### Objective
Here are records with pictures in them. Copy all of them exactly and leave the pictures out.

### Excerpted data
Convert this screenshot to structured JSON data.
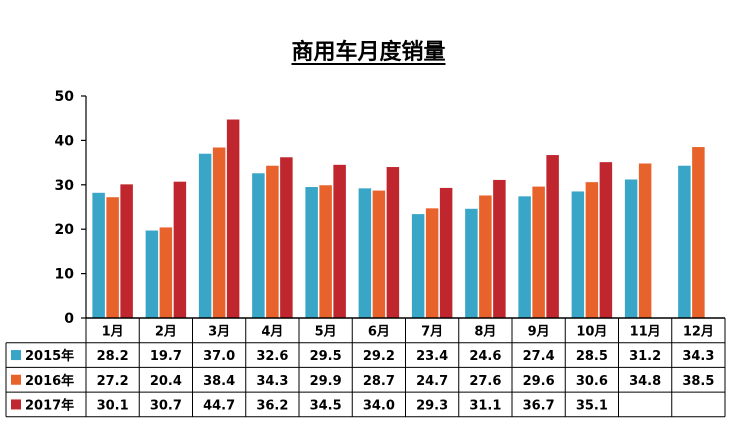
{
  "chart_data": {
    "type": "bar",
    "title": "商用车月度销量",
    "categories": [
      "1月",
      "2月",
      "3月",
      "4月",
      "5月",
      "6月",
      "7月",
      "8月",
      "9月",
      "10月",
      "11月",
      "12月"
    ],
    "series": [
      {
        "name": "2015年",
        "color": "#3aa6c7",
        "values": [
          28.2,
          19.7,
          37.0,
          32.6,
          29.5,
          29.2,
          23.4,
          24.6,
          27.4,
          28.5,
          31.2,
          34.3
        ],
        "labels": [
          "28.2",
          "19.7",
          "37.0",
          "32.6",
          "29.5",
          "29.2",
          "23.4",
          "24.6",
          "27.4",
          "28.5",
          "31.2",
          "34.3"
        ]
      },
      {
        "name": "2016年",
        "color": "#e8632b",
        "values": [
          27.2,
          20.4,
          38.4,
          34.3,
          29.9,
          28.7,
          24.7,
          27.6,
          29.6,
          30.6,
          34.8,
          38.5
        ],
        "labels": [
          "27.2",
          "20.4",
          "38.4",
          "34.3",
          "29.9",
          "28.7",
          "24.7",
          "27.6",
          "29.6",
          "30.6",
          "34.8",
          "38.5"
        ]
      },
      {
        "name": "2017年",
        "color": "#c0262d",
        "values": [
          30.1,
          30.7,
          44.7,
          36.2,
          34.5,
          34.0,
          29.3,
          31.1,
          36.7,
          35.1,
          null,
          null
        ],
        "labels": [
          "30.1",
          "30.7",
          "44.7",
          "36.2",
          "34.5",
          "34.0",
          "29.3",
          "31.1",
          "36.7",
          "35.1",
          "",
          ""
        ]
      }
    ],
    "ylim": [
      0,
      50
    ],
    "yticks": [
      "0",
      "10",
      "20",
      "30",
      "40",
      "50"
    ],
    "grid": false,
    "legend": "data-table"
  }
}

### Output below
Convert this screenshot to structured JSON data.
{
  "chart_data": {
    "type": "bar",
    "title": "商用车月度销量",
    "categories": [
      "1月",
      "2月",
      "3月",
      "4月",
      "5月",
      "6月",
      "7月",
      "8月",
      "9月",
      "10月",
      "11月",
      "12月"
    ],
    "series": [
      {
        "name": "2015年",
        "color": "#3aa6c7",
        "values": [
          28.2,
          19.7,
          37.0,
          32.6,
          29.5,
          29.2,
          23.4,
          24.6,
          27.4,
          28.5,
          31.2,
          34.3
        ],
        "labels": [
          "28.2",
          "19.7",
          "37.0",
          "32.6",
          "29.5",
          "29.2",
          "23.4",
          "24.6",
          "27.4",
          "28.5",
          "31.2",
          "34.3"
        ]
      },
      {
        "name": "2016年",
        "color": "#e8632b",
        "values": [
          27.2,
          20.4,
          38.4,
          34.3,
          29.9,
          28.7,
          24.7,
          27.6,
          29.6,
          30.6,
          34.8,
          38.5
        ],
        "labels": [
          "27.2",
          "20.4",
          "38.4",
          "34.3",
          "29.9",
          "28.7",
          "24.7",
          "27.6",
          "29.6",
          "30.6",
          "34.8",
          "38.5"
        ]
      },
      {
        "name": "2017年",
        "color": "#c0262d",
        "values": [
          30.1,
          30.7,
          44.7,
          36.2,
          34.5,
          34.0,
          29.3,
          31.1,
          36.7,
          35.1,
          null,
          null
        ],
        "labels": [
          "30.1",
          "30.7",
          "44.7",
          "36.2",
          "34.5",
          "34.0",
          "29.3",
          "31.1",
          "36.7",
          "35.1",
          "",
          ""
        ]
      }
    ],
    "ylim": [
      0,
      50
    ],
    "yticks": [
      "0",
      "10",
      "20",
      "30",
      "40",
      "50"
    ],
    "grid": false,
    "legend": "data-table"
  }
}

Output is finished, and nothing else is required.